* Begin PROVIDED INFORMATION *
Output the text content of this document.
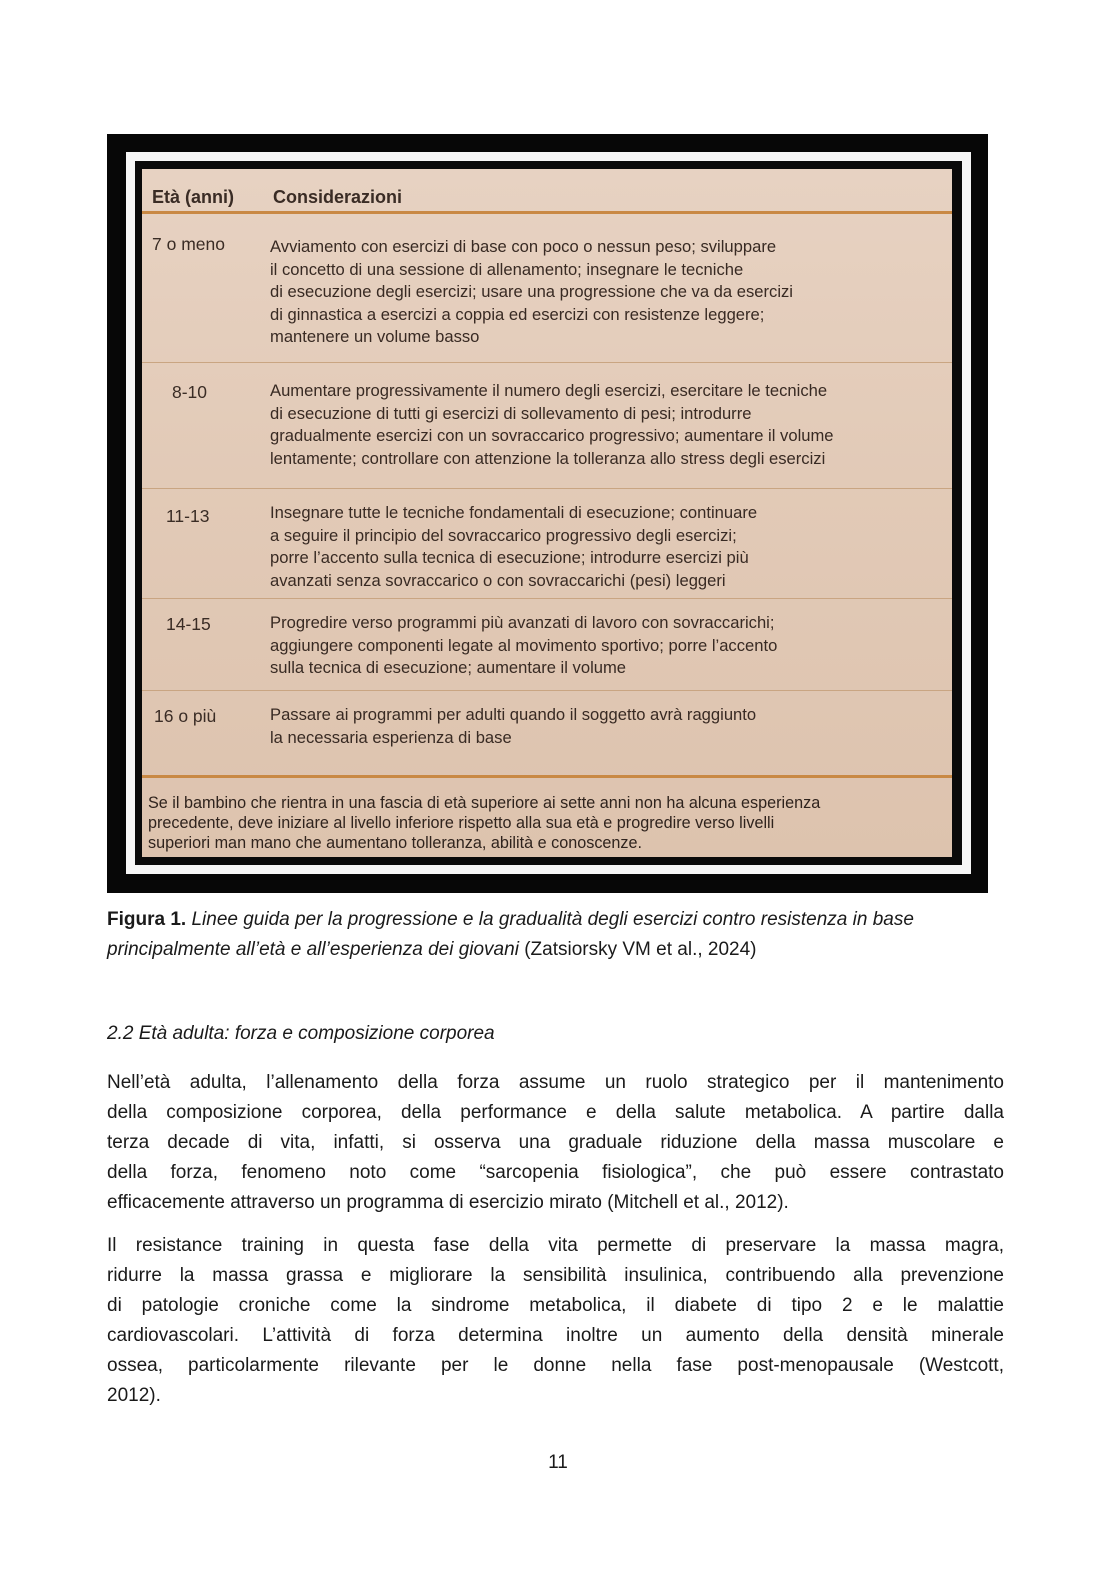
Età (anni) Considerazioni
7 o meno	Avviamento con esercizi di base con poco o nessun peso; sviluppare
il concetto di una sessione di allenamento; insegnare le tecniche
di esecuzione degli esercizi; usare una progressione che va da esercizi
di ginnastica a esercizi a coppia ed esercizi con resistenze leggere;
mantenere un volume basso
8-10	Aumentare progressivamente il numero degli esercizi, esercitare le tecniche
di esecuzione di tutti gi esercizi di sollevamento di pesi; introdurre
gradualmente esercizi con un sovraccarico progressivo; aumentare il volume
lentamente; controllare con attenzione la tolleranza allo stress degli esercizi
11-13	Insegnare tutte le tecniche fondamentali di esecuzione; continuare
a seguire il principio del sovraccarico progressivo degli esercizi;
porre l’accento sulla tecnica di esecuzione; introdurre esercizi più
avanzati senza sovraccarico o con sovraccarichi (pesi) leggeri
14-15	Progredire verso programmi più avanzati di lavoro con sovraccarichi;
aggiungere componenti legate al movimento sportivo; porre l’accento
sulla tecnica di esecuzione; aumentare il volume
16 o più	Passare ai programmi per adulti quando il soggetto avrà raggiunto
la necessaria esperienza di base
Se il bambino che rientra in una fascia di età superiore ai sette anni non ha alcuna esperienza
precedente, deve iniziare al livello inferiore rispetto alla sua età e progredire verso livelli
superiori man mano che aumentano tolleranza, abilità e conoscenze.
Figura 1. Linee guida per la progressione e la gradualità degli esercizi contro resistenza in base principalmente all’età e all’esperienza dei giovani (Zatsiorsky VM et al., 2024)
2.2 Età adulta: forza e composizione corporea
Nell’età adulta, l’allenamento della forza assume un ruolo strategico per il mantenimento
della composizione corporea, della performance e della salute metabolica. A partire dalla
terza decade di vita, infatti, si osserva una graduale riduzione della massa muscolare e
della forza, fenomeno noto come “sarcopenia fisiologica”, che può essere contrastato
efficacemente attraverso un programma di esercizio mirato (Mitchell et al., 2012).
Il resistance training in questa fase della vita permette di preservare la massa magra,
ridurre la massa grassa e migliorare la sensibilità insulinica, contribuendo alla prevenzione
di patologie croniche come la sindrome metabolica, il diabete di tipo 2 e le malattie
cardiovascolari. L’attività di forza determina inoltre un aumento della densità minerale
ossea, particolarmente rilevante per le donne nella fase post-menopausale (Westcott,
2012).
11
* End PROVIDED INFORMATION *
* Begin PROVIDED INFORMATION *
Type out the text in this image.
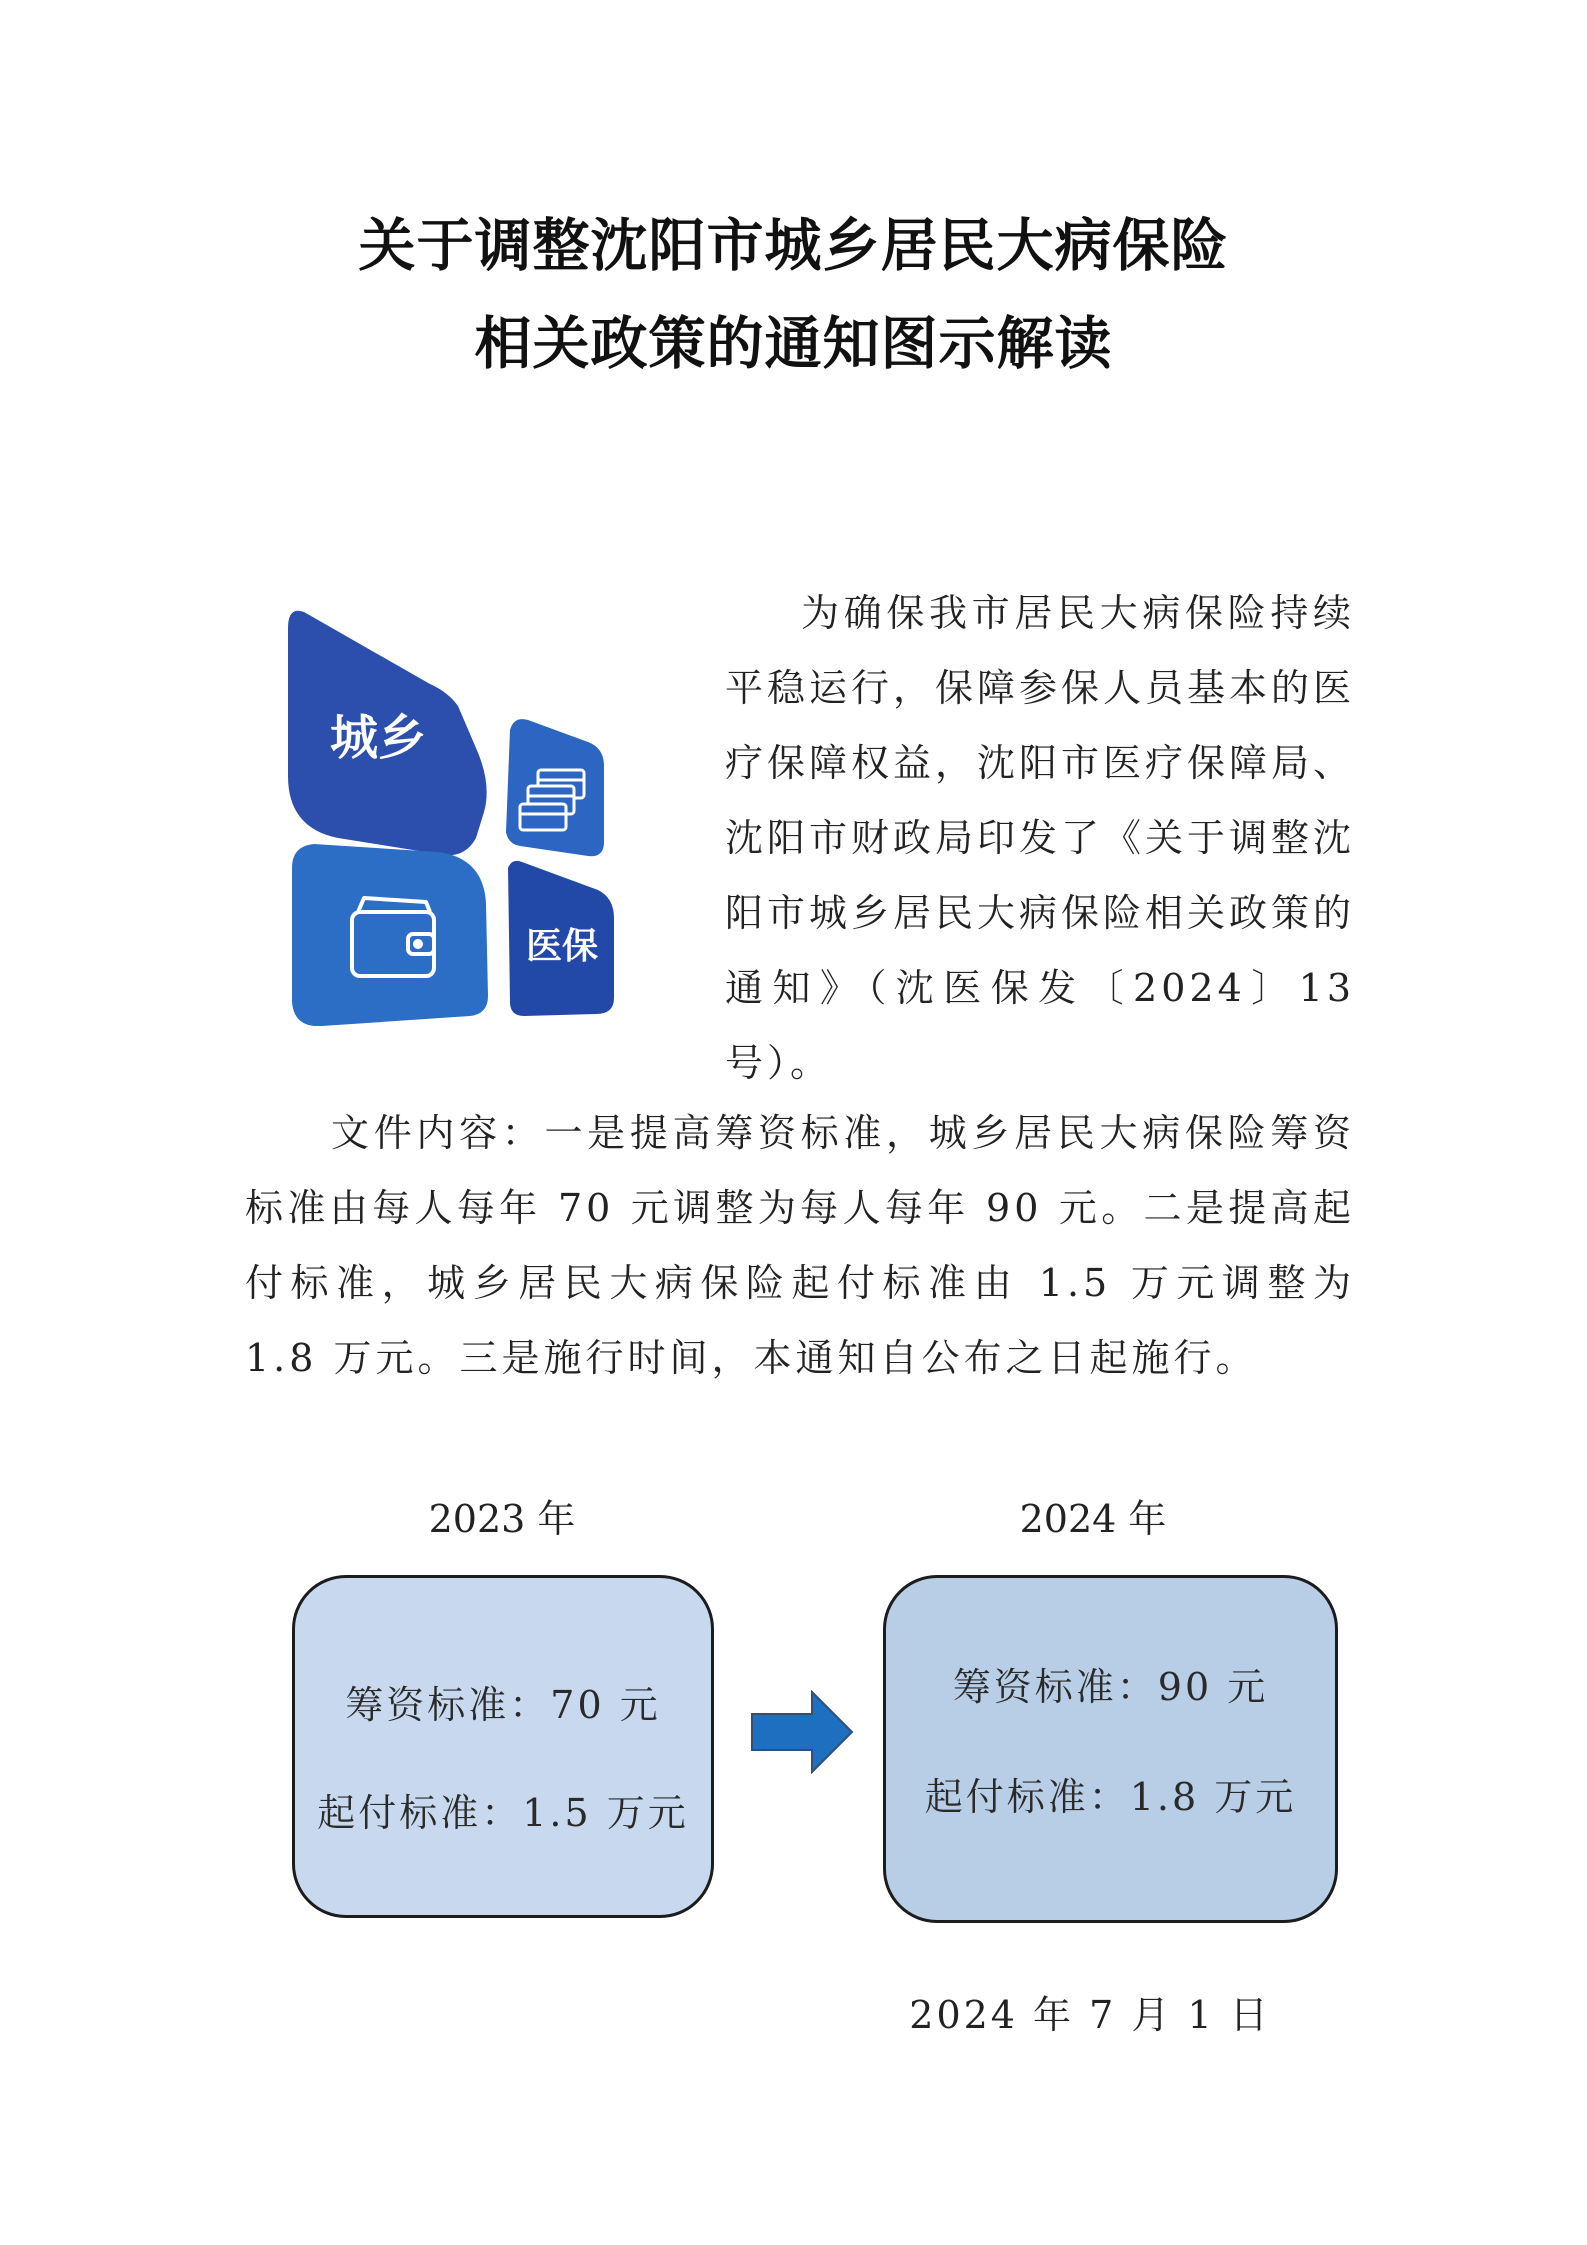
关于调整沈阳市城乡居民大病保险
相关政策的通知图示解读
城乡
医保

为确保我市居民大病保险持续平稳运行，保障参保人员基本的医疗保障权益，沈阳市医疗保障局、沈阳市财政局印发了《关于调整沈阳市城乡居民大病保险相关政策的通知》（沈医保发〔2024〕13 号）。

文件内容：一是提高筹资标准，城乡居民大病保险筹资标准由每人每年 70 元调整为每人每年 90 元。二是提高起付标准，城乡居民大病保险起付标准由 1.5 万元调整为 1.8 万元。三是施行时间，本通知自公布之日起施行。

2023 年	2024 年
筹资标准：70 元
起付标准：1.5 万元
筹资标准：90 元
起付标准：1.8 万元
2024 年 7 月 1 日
* End PROVIDED INFORMATION *
* Begin PROVIDED INFORMATION *
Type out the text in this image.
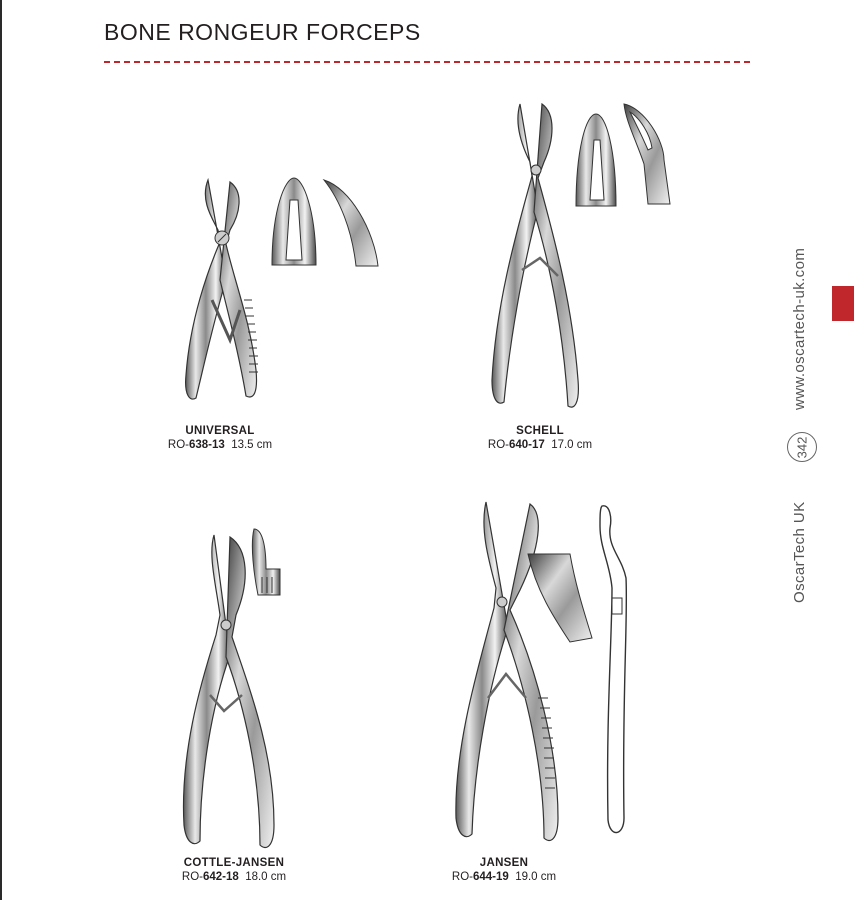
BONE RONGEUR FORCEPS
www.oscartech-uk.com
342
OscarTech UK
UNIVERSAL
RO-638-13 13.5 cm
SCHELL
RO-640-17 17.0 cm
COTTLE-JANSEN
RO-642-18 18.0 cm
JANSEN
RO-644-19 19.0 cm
* End PROVIDED INFORMATION *
Find every line above that contains the word "metabolica", and return each one.

[SOLUTION FOR THIS PROBLEM]
della composizione corporea, della performance e della salute metabolica. A partire dalla
di patologie croniche come la sindrome metabolica, il diabete di tipo 2 e le malattie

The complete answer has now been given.